» What you are asked to do: Copy out all of the material, matching it word for word.
-.-.-
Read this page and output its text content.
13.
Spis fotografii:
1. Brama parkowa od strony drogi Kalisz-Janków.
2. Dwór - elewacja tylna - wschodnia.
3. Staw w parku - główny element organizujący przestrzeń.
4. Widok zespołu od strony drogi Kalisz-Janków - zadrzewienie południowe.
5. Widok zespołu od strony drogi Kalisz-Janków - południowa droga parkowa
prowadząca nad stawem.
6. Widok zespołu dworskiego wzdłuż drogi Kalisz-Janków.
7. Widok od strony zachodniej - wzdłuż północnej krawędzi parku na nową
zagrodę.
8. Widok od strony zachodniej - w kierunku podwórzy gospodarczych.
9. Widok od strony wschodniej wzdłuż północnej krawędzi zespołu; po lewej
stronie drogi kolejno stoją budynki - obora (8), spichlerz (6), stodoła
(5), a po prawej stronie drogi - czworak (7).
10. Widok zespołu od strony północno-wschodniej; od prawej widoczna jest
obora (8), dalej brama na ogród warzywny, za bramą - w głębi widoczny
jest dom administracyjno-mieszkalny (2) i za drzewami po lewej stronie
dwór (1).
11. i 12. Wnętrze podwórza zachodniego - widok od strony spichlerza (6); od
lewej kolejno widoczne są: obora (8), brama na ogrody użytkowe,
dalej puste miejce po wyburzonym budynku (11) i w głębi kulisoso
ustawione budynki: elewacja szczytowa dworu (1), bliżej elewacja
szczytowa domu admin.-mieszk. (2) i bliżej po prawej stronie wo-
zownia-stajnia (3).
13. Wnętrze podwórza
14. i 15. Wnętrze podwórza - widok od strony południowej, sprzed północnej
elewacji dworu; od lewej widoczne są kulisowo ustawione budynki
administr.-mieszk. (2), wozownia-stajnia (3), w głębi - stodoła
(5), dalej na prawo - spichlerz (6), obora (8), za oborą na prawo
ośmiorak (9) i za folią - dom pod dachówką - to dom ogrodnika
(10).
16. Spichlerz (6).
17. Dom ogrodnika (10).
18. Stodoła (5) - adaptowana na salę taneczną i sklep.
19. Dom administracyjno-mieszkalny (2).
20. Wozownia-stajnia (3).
-.-.-
» Result below:
Read this page and output its text content.
13.
Spis fotografii:
1. Brama parkowa od strony drogi Kalisz-Janków.
2. Dwór - elewacja tylna - wschodnia.
3. Staw w parku - główny element organizujący przestrzeń.
4. Widok zespołu od strony drogi Kalisz-Janków - zadrzewienie południowe.
5. Widok zespołu od strony drogi Kalisz-Janków - południowa droga parkowa
prowadząca nad stawem.
6. Widok zespołu dworskiego wzdłuż drogi Kalisz-Janków.
7. Widok od strony zachodniej - wzdłuż północnej krawędzi parku na nową
zagrodę.
8. Widok od strony zachodniej - w kierunku podwórzy gospodarczych.
9. Widok od strony wschodniej wzdłuż północnej krawędzi zespołu; po lewej
stronie drogi kolejno stoją budynki - obora (8), spichlerz (6), stodoła
(5), a po prawej stronie drogi - czworak (7).
10. Widok zespołu od strony północno-wschodniej; od prawej widoczna jest
obora (8), dalej brama na ogród warzywny, za bramą - w głębi widoczny
jest dom administracyjno-mieszkalny (2) i za drzewami po lewej stronie
dwór (1).
11. i 12. Wnętrze podwórza zachodniego - widok od strony spichlerza (6); od
lewej kolejno widoczne są: obora (8), brama na ogrody użytkowe,
dalej puste miejce po wyburzonym budynku (11) i w głębi kulisoso
ustawione budynki: elewacja szczytowa dworu (1), bliżej elewacja
szczytowa domu admin.-mieszk. (2) i bliżej po prawej stronie wo-
zownia-stajnia (3).
13. Wnętrze podwórza
14. i 15. Wnętrze podwórza - widok od strony południowej, sprzed północnej
elewacji dworu; od lewej widoczne są kulisowo ustawione budynki
administr.-mieszk. (2), wozownia-stajnia (3), w głębi - stodoła
(5), dalej na prawo - spichlerz (6), obora (8), za oborą na prawo
ośmiorak (9) i za folią - dom pod dachówką - to dom ogrodnika
(10).
16. Spichlerz (6).
17. Dom ogrodnika (10).
18. Stodoła (5) - adaptowana na salę taneczną i sklep.
19. Dom administracyjno-mieszkalny (2).
20. Wozownia-stajnia (3).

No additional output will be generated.